= Thomas Birtwistle =

Thomas Birtwistle (16 October 1833 – 22 March 1912) was an English trade unionist and factory inspector.

Born in Great Harwood, Lancashire, he worked in a cotton mill from the age of six, becoming a power-loom weaver at the age of fourteen. In spite of limited education, he had a flair for mathematics and was skilled at working out the complicated the way cotton workers were paid. This led to involvement in the early trade union movement where he worked to enable British trade unions to gain recognition, respectability, and responsibility in the second half of the 19th century. He died in Accrington.

==Union activity==
He was a leading figure during the 1858 lock-out at Great Harwood. When there were strikes at Padiham in 1859) and Colne in 1860, he was elected to the council of the new North-East Lancashire Powerloom Weavers' Association. This enable co-operation between works in different towns. In 1861 he became its full-time secretary, and held the post until 1892.

===============

▸ **Stated goal A**
Copy out the rows from the one containing "segment this screenshot: for" through the one containing "Text: £218,000: £218,000 [216,468,269,478]", including both, and leave the pictures out.

===============

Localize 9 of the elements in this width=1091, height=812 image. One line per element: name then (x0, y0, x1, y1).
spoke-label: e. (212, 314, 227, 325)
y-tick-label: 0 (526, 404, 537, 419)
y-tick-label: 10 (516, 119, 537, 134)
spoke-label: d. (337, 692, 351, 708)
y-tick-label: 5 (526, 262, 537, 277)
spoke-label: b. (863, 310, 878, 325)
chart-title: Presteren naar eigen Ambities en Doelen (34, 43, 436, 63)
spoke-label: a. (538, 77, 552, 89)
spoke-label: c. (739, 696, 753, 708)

===============

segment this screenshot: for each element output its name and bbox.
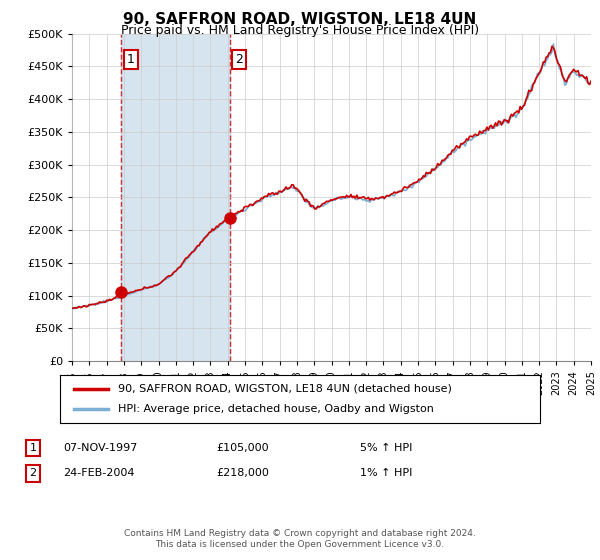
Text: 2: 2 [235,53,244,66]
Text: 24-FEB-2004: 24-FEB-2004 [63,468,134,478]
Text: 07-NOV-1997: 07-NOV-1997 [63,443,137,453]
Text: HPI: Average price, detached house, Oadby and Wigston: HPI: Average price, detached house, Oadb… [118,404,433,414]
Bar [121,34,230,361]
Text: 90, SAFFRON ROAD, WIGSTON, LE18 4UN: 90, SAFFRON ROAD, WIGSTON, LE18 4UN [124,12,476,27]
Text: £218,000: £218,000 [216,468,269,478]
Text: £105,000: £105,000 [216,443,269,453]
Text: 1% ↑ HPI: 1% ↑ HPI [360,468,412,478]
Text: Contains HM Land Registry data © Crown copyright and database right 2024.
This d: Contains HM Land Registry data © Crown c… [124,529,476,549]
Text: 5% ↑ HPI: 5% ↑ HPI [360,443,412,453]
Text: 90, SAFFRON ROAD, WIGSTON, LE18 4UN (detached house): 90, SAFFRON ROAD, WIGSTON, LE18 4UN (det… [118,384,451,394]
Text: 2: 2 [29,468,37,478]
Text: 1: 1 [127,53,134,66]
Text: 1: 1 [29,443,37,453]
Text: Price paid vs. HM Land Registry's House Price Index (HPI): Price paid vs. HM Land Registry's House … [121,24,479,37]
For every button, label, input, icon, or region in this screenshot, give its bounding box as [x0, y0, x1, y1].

===============

▸ **Stated goal B**
In two sentences, summarize the article on Thomas Birtwistle.

▸ **Written answer A**
segment this screenshot: for each element output its name and bbox.
Text: 2: 2 [235,53,244,66]
Text: 24-FEB-2004: 24-FEB-2004 [63,468,134,478]
Text: 07-NOV-1997: 07-NOV-1997 [63,443,137,453]
Text: HPI: Average price, detached house, Oadby and Wigston: HPI: Average price, detached house, Oadb… [118,404,433,414]
Bar [121,34,230,361]
Text: 90, SAFFRON ROAD, WIGSTON, LE18 4UN: 90, SAFFRON ROAD, WIGSTON, LE18 4UN [124,12,476,27]
Text: £218,000: £218,000 [216,468,269,478]

▸ **Written answer B**
Thomas Birtwistle (1833–1912) was an English trade unionist and factory inspector from Great Harwood, Lancashire, who began working in a cotton mill at six and had a flair for mathematics despite limited education. He was a leading figure in the 1858 lock-out at Great Harwood, joined the council of the North-East Lancashire Powerloom Weavers' Association, and served as its full-time secretary from 1861 until 1892.